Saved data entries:
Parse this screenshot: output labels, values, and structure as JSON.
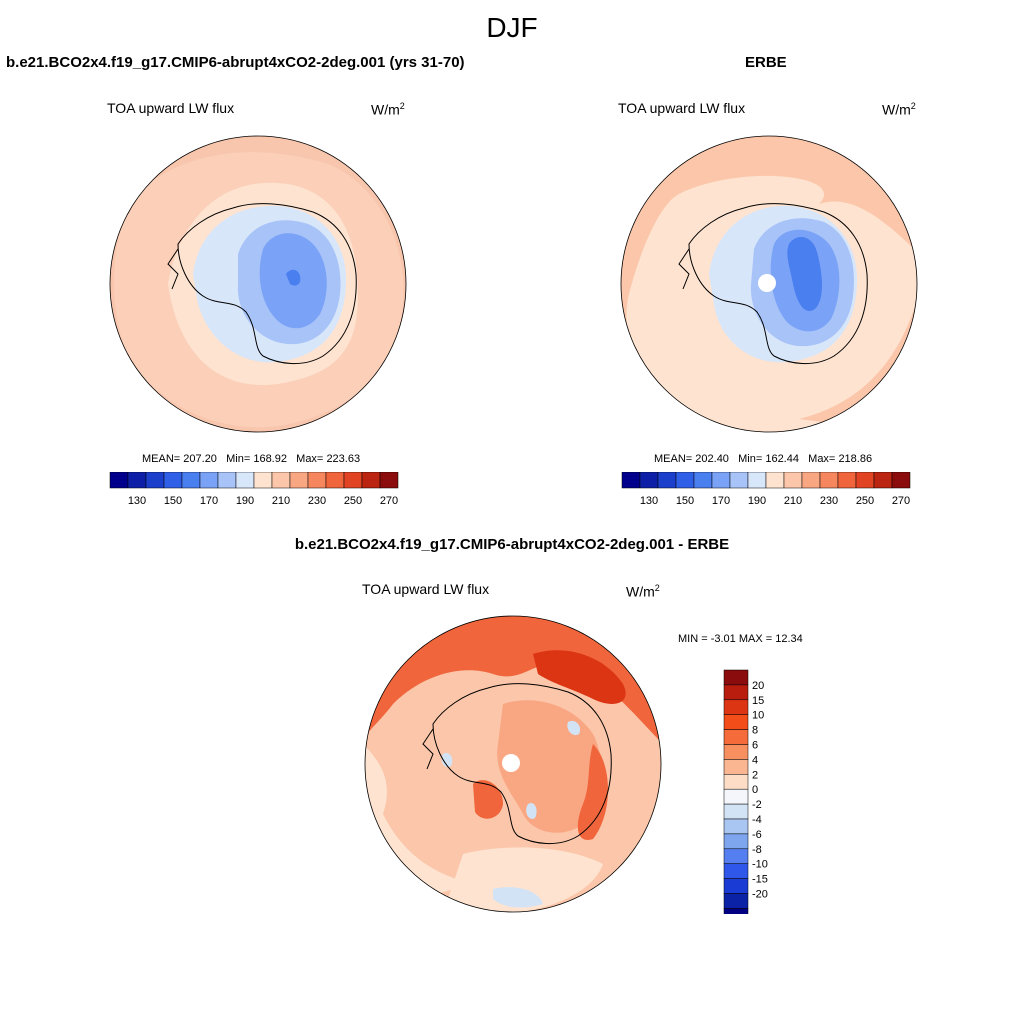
{
  "season": "DJF",
  "panels": {
    "model": {
      "title": "b.e21.BCO2x4.f19_g17.CMIP6-abrupt4xCO2-2deg.001 (yrs 31-70)",
      "variable": "TOA upward LW flux",
      "units_base": "W/m",
      "units_exp": "2",
      "stats": {
        "mean": "207.20",
        "min": "168.92",
        "max": "223.63"
      }
    },
    "obs": {
      "title": "ERBE",
      "variable": "TOA upward LW flux",
      "units_base": "W/m",
      "units_exp": "2",
      "stats": {
        "mean": "202.40",
        "min": "162.44",
        "max": "218.86"
      }
    },
    "diff": {
      "title": "b.e21.BCO2x4.f19_g17.CMIP6-abrupt4xCO2-2deg.001 - ERBE",
      "variable": "TOA upward LW flux",
      "units_base": "W/m",
      "units_exp": "2",
      "stats": {
        "min": "-3.01",
        "max": "12.34"
      }
    }
  },
  "labels": {
    "mean": "MEAN=",
    "min": "Min=",
    "max": "Max=",
    "diff_min": "MIN =",
    "diff_max": "MAX ="
  },
  "abs_colorbar": {
    "ticks": [
      "130",
      "150",
      "170",
      "190",
      "210",
      "230",
      "250",
      "270"
    ],
    "colors": [
      "#00008c",
      "#0d1fa6",
      "#1c3fcb",
      "#2f5fe6",
      "#4a7ff0",
      "#7aa2f6",
      "#a7c3f8",
      "#d8e6fa",
      "#fde3d0",
      "#fbc6a9",
      "#f9a683",
      "#f6865e",
      "#f0653b",
      "#e04422",
      "#bb2411",
      "#8a0c0c"
    ]
  },
  "diff_colorbar": {
    "levels": [
      "20",
      "15",
      "10",
      "8",
      "6",
      "4",
      "2",
      "0",
      "-2",
      "-4",
      "-6",
      "-8",
      "-10",
      "-15",
      "-20"
    ],
    "colors": [
      "#8a0c0c",
      "#b81d0e",
      "#dc3514",
      "#f34e1a",
      "#f66b3a",
      "#f88f5f",
      "#fab691",
      "#fdddc6",
      "#f4f6fb",
      "#d3e3f6",
      "#a9c6f3",
      "#7ea6ef",
      "#557ff0",
      "#2f58ea",
      "#1a3cd4",
      "#0b22a6",
      "#000080"
    ]
  },
  "map_colors": {
    "coast": "#000000",
    "model_ocean": "#f8c5ad",
    "model_outer": "#fbcfb8",
    "model_band": "#fde3d0",
    "model_ice1": "#d8e6fa",
    "model_ice2": "#a7c3f8",
    "model_ice3": "#7aa2f6",
    "model_ice4": "#4a7ff0",
    "obs_ocean": "#fde3d0",
    "obs_outer": "#fbc6a9",
    "diff_base": "#fbc6a9",
    "diff_light": "#fde3d0",
    "diff_mid": "#f9a683",
    "diff_strong": "#f0653b",
    "diff_red": "#dc3514",
    "diff_blue": "#d3e3f6"
  }
}
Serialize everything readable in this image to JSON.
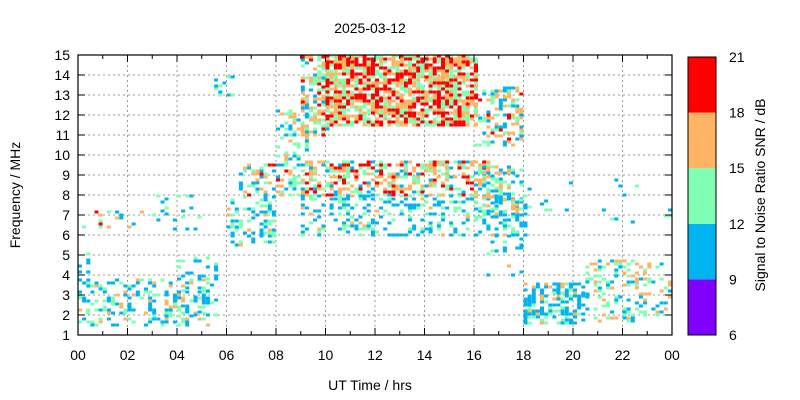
{
  "chart_data": {
    "type": "heatmap",
    "title": "2025-03-12",
    "xlabel": "UT Time / hrs",
    "ylabel": "Frequency / MHz",
    "xlim": [
      0,
      24
    ],
    "ylim": [
      1,
      15
    ],
    "x_ticks": [
      "00",
      "02",
      "04",
      "06",
      "08",
      "10",
      "12",
      "14",
      "16",
      "18",
      "20",
      "22",
      "00"
    ],
    "y_ticks": [
      "1",
      "2",
      "3",
      "4",
      "5",
      "6",
      "7",
      "8",
      "9",
      "10",
      "11",
      "12",
      "13",
      "14",
      "15"
    ],
    "grid": true,
    "colorbar": {
      "label": "Signal to Noise Ratio SNR / dB",
      "range": [
        6,
        21
      ],
      "ticks": [
        "6",
        "9",
        "12",
        "15",
        "18",
        "21"
      ],
      "bins": [
        {
          "min": 6,
          "max": 9,
          "color": "#7f00ff"
        },
        {
          "min": 9,
          "max": 12,
          "color": "#00b4f0"
        },
        {
          "min": 12,
          "max": 15,
          "color": "#80ffb4"
        },
        {
          "min": 15,
          "max": 18,
          "color": "#ffb464"
        },
        {
          "min": 18,
          "max": 21,
          "color": "#ff0000"
        }
      ]
    },
    "regions": [
      [
        0.0,
        5.2,
        1.5,
        3.8,
        0.35,
        12
      ],
      [
        0.0,
        0.5,
        4.0,
        5.1,
        0.3,
        10
      ],
      [
        0.0,
        3.0,
        6.4,
        7.3,
        0.1,
        15
      ],
      [
        3.0,
        5.0,
        6.3,
        8.0,
        0.12,
        11
      ],
      [
        4.0,
        5.6,
        2.0,
        5.0,
        0.2,
        11
      ],
      [
        5.5,
        6.2,
        13.0,
        14.0,
        0.15,
        10
      ],
      [
        6.0,
        8.0,
        5.5,
        8.0,
        0.35,
        11
      ],
      [
        6.5,
        9.0,
        8.0,
        9.6,
        0.35,
        14
      ],
      [
        8.0,
        9.2,
        9.5,
        12.3,
        0.35,
        13
      ],
      [
        9.0,
        16.5,
        8.0,
        9.8,
        0.55,
        15
      ],
      [
        9.0,
        18.0,
        6.0,
        8.0,
        0.3,
        11
      ],
      [
        9.0,
        10.0,
        11.0,
        15.0,
        0.6,
        15
      ],
      [
        10.0,
        16.0,
        11.5,
        15.0,
        0.8,
        17
      ],
      [
        16.0,
        18.0,
        10.5,
        13.5,
        0.35,
        14
      ],
      [
        16.0,
        18.0,
        7.0,
        9.5,
        0.4,
        13
      ],
      [
        16.5,
        18.0,
        4.0,
        6.0,
        0.12,
        11
      ],
      [
        18.0,
        20.5,
        1.6,
        3.6,
        0.55,
        12
      ],
      [
        20.5,
        24.0,
        1.7,
        4.8,
        0.3,
        13
      ],
      [
        18.0,
        24.0,
        6.5,
        9.0,
        0.03,
        10
      ]
    ]
  }
}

WHAT IS BEING ASKED:
Quote the data above in full and without alteration; skip the pictures.

REPLY:
Parse this screenshot: output labels, values, and structure as JSON.
{
  "season": "DJF",
  "panels": {
    "model": {
      "title": "b.e21.BCO2x4.f19_g17.CMIP6-abrupt4xCO2-2deg.001 (yrs 31-70)",
      "variable": "TOA upward LW flux",
      "units_base": "W/m",
      "units_exp": "2",
      "stats": {
        "mean": "207.20",
        "min": "168.92",
        "max": "223.63"
      }
    },
    "obs": {
      "title": "ERBE",
      "variable": "TOA upward LW flux",
      "units_base": "W/m",
      "units_exp": "2",
      "stats": {
        "mean": "202.40",
        "min": "162.44",
        "max": "218.86"
      }
    },
    "diff": {
      "title": "b.e21.BCO2x4.f19_g17.CMIP6-abrupt4xCO2-2deg.001 - ERBE",
      "variable": "TOA upward LW flux",
      "units_base": "W/m",
      "units_exp": "2",
      "stats": {
        "min": "-3.01",
        "max": "12.34"
      }
    }
  },
  "labels": {
    "mean": "MEAN=",
    "min": "Min=",
    "max": "Max=",
    "diff_min": "MIN =",
    "diff_max": "MAX ="
  },
  "abs_colorbar": {
    "ticks": [
      "130",
      "150",
      "170",
      "190",
      "210",
      "230",
      "250",
      "270"
    ],
    "colors": [
      "#00008c",
      "#0d1fa6",
      "#1c3fcb",
      "#2f5fe6",
      "#4a7ff0",
      "#7aa2f6",
      "#a7c3f8",
      "#d8e6fa",
      "#fde3d0",
      "#fbc6a9",
      "#f9a683",
      "#f6865e",
      "#f0653b",
      "#e04422",
      "#bb2411",
      "#8a0c0c"
    ]
  },
  "diff_colorbar": {
    "levels": [
      "20",
      "15",
      "10",
      "8",
      "6",
      "4",
      "2",
      "0",
      "-2",
      "-4",
      "-6",
      "-8",
      "-10",
      "-15",
      "-20"
    ],
    "colors": [
      "#8a0c0c",
      "#b81d0e",
      "#dc3514",
      "#f34e1a",
      "#f66b3a",
      "#f88f5f",
      "#fab691",
      "#fdddc6",
      "#f4f6fb",
      "#d3e3f6",
      "#a9c6f3",
      "#7ea6ef",
      "#557ff0",
      "#2f58ea",
      "#1a3cd4",
      "#0b22a6",
      "#000080"
    ]
  },
  "map_colors": {
    "coast": "#000000",
    "model_ocean": "#f8c5ad",
    "model_outer": "#fbcfb8",
    "model_band": "#fde3d0",
    "model_ice1": "#d8e6fa",
    "model_ice2": "#a7c3f8",
    "model_ice3": "#7aa2f6",
    "model_ice4": "#4a7ff0",
    "obs_ocean": "#fde3d0",
    "obs_outer": "#fbc6a9",
    "diff_base": "#fbc6a9",
    "diff_light": "#fde3d0",
    "diff_mid": "#f9a683",
    "diff_strong": "#f0653b",
    "diff_red": "#dc3514",
    "diff_blue": "#d3e3f6"
  }
}
Serialize everything readable in this image to JSON.
{
  "chart_data": {
    "type": "heatmap",
    "title": "2025-03-12",
    "xlabel": "UT Time / hrs",
    "ylabel": "Frequency / MHz",
    "xlim": [
      0,
      24
    ],
    "ylim": [
      1,
      15
    ],
    "x_ticks": [
      "00",
      "02",
      "04",
      "06",
      "08",
      "10",
      "12",
      "14",
      "16",
      "18",
      "20",
      "22",
      "00"
    ],
    "y_ticks": [
      "1",
      "2",
      "3",
      "4",
      "5",
      "6",
      "7",
      "8",
      "9",
      "10",
      "11",
      "12",
      "13",
      "14",
      "15"
    ],
    "grid": true,
    "colorbar": {
      "label": "Signal to Noise Ratio SNR / dB",
      "range": [
        6,
        21
      ],
      "ticks": [
        "6",
        "9",
        "12",
        "15",
        "18",
        "21"
      ],
      "bins": [
        {
          "min": 6,
          "max": 9,
          "color": "#7f00ff"
        },
        {
          "min": 9,
          "max": 12,
          "color": "#00b4f0"
        },
        {
          "min": 12,
          "max": 15,
          "color": "#80ffb4"
        },
        {
          "min": 15,
          "max": 18,
          "color": "#ffb464"
        },
        {
          "min": 18,
          "max": 21,
          "color": "#ff0000"
        }
      ]
    },
    "regions": [
      [
        0.0,
        5.2,
        1.5,
        3.8,
        0.35,
        12
      ],
      [
        0.0,
        0.5,
        4.0,
        5.1,
        0.3,
        10
      ],
      [
        0.0,
        3.0,
        6.4,
        7.3,
        0.1,
        15
      ],
      [
        3.0,
        5.0,
        6.3,
        8.0,
        0.12,
        11
      ],
      [
        4.0,
        5.6,
        2.0,
        5.0,
        0.2,
        11
      ],
      [
        5.5,
        6.2,
        13.0,
        14.0,
        0.15,
        10
      ],
      [
        6.0,
        8.0,
        5.5,
        8.0,
        0.35,
        11
      ],
      [
        6.5,
        9.0,
        8.0,
        9.6,
        0.35,
        14
      ],
      [
        8.0,
        9.2,
        9.5,
        12.3,
        0.35,
        13
      ],
      [
        9.0,
        16.5,
        8.0,
        9.8,
        0.55,
        15
      ],
      [
        9.0,
        18.0,
        6.0,
        8.0,
        0.3,
        11
      ],
      [
        9.0,
        10.0,
        11.0,
        15.0,
        0.6,
        15
      ],
      [
        10.0,
        16.0,
        11.5,
        15.0,
        0.8,
        17
      ],
      [
        16.0,
        18.0,
        10.5,
        13.5,
        0.35,
        14
      ],
      [
        16.0,
        18.0,
        7.0,
        9.5,
        0.4,
        13
      ],
      [
        16.5,
        18.0,
        4.0,
        6.0,
        0.12,
        11
      ],
      [
        18.0,
        20.5,
        1.6,
        3.6,
        0.55,
        12
      ],
      [
        20.5,
        24.0,
        1.7,
        4.8,
        0.3,
        13
      ],
      [
        18.0,
        24.0,
        6.5,
        9.0,
        0.03,
        10
      ]
    ]
  }
}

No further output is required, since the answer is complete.